* [Instructions for the task]
All of the material below is to be retyped exactly.

* [Material shown]

━━━━━━━━

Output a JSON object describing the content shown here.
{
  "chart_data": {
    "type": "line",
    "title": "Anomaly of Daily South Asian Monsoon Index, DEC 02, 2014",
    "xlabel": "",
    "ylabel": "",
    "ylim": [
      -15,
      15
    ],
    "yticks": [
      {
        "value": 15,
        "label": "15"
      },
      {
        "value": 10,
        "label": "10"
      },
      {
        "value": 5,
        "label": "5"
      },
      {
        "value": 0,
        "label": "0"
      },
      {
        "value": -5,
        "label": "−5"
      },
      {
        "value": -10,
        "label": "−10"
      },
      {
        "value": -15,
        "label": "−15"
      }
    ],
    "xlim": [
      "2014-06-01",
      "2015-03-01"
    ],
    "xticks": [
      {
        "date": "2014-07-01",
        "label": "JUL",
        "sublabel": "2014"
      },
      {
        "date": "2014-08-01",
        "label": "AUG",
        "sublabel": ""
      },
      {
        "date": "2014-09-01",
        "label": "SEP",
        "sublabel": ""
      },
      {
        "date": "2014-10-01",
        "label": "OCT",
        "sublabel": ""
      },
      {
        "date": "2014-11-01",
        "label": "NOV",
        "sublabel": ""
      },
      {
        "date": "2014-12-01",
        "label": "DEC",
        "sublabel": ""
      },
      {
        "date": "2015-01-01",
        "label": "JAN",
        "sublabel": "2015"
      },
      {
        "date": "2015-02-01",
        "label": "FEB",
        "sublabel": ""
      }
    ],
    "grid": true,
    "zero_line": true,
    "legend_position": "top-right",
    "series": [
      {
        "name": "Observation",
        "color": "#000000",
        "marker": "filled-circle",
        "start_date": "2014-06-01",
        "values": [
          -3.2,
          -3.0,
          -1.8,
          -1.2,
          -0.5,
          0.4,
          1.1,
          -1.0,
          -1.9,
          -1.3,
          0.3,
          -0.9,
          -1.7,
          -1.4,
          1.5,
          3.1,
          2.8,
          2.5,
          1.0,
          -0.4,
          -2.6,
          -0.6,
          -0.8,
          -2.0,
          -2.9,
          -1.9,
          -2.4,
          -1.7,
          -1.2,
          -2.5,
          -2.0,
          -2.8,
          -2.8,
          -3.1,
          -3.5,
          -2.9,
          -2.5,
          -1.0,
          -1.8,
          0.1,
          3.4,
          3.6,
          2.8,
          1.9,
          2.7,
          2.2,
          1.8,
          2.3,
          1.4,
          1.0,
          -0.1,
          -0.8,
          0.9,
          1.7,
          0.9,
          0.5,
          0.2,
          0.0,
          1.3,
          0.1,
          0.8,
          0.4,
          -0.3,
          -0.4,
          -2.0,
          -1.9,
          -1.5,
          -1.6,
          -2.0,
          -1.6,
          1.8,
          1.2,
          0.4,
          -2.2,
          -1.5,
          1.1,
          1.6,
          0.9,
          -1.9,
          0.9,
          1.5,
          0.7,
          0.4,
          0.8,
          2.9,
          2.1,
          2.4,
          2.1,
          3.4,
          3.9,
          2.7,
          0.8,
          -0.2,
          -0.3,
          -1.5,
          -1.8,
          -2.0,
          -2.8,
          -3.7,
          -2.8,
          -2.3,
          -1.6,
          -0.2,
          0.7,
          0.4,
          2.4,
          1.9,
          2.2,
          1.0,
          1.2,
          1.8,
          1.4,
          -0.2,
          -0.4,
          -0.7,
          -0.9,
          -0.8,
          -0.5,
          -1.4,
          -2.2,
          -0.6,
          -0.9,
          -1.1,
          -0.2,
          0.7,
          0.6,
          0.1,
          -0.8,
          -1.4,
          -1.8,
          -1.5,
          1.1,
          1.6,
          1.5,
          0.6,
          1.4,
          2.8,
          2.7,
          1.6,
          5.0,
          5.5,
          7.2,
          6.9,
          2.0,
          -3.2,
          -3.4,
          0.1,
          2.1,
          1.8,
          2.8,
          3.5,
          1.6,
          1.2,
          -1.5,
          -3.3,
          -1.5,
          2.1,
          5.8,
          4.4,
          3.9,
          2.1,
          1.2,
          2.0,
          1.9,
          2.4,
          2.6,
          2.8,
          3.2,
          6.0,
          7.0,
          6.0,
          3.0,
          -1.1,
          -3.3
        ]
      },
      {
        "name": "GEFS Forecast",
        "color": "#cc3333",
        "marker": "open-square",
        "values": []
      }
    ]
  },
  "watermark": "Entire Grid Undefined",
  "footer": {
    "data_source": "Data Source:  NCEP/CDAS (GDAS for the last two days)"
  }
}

━━━━━━━━

* [Solution]
Output a JSON object describing the content shown here.
{
  "chart_data": {
    "type": "line",
    "title": "Anomaly of Daily South Asian Monsoon Index, DEC 02, 2014",
    "xlabel": "",
    "ylabel": "",
    "ylim": [
      -15,
      15
    ],
    "yticks": [
      {
        "value": 15,
        "label": "15"
      },
      {
        "value": 10,
        "label": "10"
      },
      {
        "value": 5,
        "label": "5"
      },
      {
        "value": 0,
        "label": "0"
      },
      {
        "value": -5,
        "label": "−5"
      },
      {
        "value": -10,
        "label": "−10"
      },
      {
        "value": -15,
        "label": "−15"
      }
    ],
    "xlim": [
      "2014-06-01",
      "2015-03-01"
    ],
    "xticks": [
      {
        "date": "2014-07-01",
        "label": "JUL",
        "sublabel": "2014"
      },
      {
        "date": "2014-08-01",
        "label": "AUG",
        "sublabel": ""
      },
      {
        "date": "2014-09-01",
        "label": "SEP",
        "sublabel": ""
      },
      {
        "date": "2014-10-01",
        "label": "OCT",
        "sublabel": ""
      },
      {
        "date": "2014-11-01",
        "label": "NOV",
        "sublabel": ""
      },
      {
        "date": "2014-12-01",
        "label": "DEC",
        "sublabel": ""
      },
      {
        "date": "2015-01-01",
        "label": "JAN",
        "sublabel": "2015"
      },
      {
        "date": "2015-02-01",
        "label": "FEB",
        "sublabel": ""
      }
    ],
    "grid": true,
    "zero_line": true,
    "legend_position": "top-right",
    "series": [
      {
        "name": "Observation",
        "color": "#000000",
        "marker": "filled-circle",
        "start_date": "2014-06-01",
        "values": [
          -3.2,
          -3.0,
          -1.8,
          -1.2,
          -0.5,
          0.4,
          1.1,
          -1.0,
          -1.9,
          -1.3,
          0.3,
          -0.9,
          -1.7,
          -1.4,
          1.5,
          3.1,
          2.8,
          2.5,
          1.0,
          -0.4,
          -2.6,
          -0.6,
          -0.8,
          -2.0,
          -2.9,
          -1.9,
          -2.4,
          -1.7,
          -1.2,
          -2.5,
          -2.0,
          -2.8,
          -2.8,
          -3.1,
          -3.5,
          -2.9,
          -2.5,
          -1.0,
          -1.8,
          0.1,
          3.4,
          3.6,
          2.8,
          1.9,
          2.7,
          2.2,
          1.8,
          2.3,
          1.4,
          1.0,
          -0.1,
          -0.8,
          0.9,
          1.7,
          0.9,
          0.5,
          0.2,
          0.0,
          1.3,
          0.1,
          0.8,
          0.4,
          -0.3,
          -0.4,
          -2.0,
          -1.9,
          -1.5,
          -1.6,
          -2.0,
          -1.6,
          1.8,
          1.2,
          0.4,
          -2.2,
          -1.5,
          1.1,
          1.6,
          0.9,
          -1.9,
          0.9,
          1.5,
          0.7,
          0.4,
          0.8,
          2.9,
          2.1,
          2.4,
          2.1,
          3.4,
          3.9,
          2.7,
          0.8,
          -0.2,
          -0.3,
          -1.5,
          -1.8,
          -2.0,
          -2.8,
          -3.7,
          -2.8,
          -2.3,
          -1.6,
          -0.2,
          0.7,
          0.4,
          2.4,
          1.9,
          2.2,
          1.0,
          1.2,
          1.8,
          1.4,
          -0.2,
          -0.4,
          -0.7,
          -0.9,
          -0.8,
          -0.5,
          -1.4,
          -2.2,
          -0.6,
          -0.9,
          -1.1,
          -0.2,
          0.7,
          0.6,
          0.1,
          -0.8,
          -1.4,
          -1.8,
          -1.5,
          1.1,
          1.6,
          1.5,
          0.6,
          1.4,
          2.8,
          2.7,
          1.6,
          5.0,
          5.5,
          7.2,
          6.9,
          2.0,
          -3.2,
          -3.4,
          0.1,
          2.1,
          1.8,
          2.8,
          3.5,
          1.6,
          1.2,
          -1.5,
          -3.3,
          -1.5,
          2.1,
          5.8,
          4.4,
          3.9,
          2.1,
          1.2,
          2.0,
          1.9,
          2.4,
          2.6,
          2.8,
          3.2,
          6.0,
          7.0,
          6.0,
          3.0,
          -1.1,
          -3.3
        ]
      },
      {
        "name": "GEFS Forecast",
        "color": "#cc3333",
        "marker": "open-square",
        "values": []
      }
    ]
  },
  "watermark": "Entire Grid Undefined",
  "footer": {
    "data_source": "Data Source:  NCEP/CDAS (GDAS for the last two days)"
  }
}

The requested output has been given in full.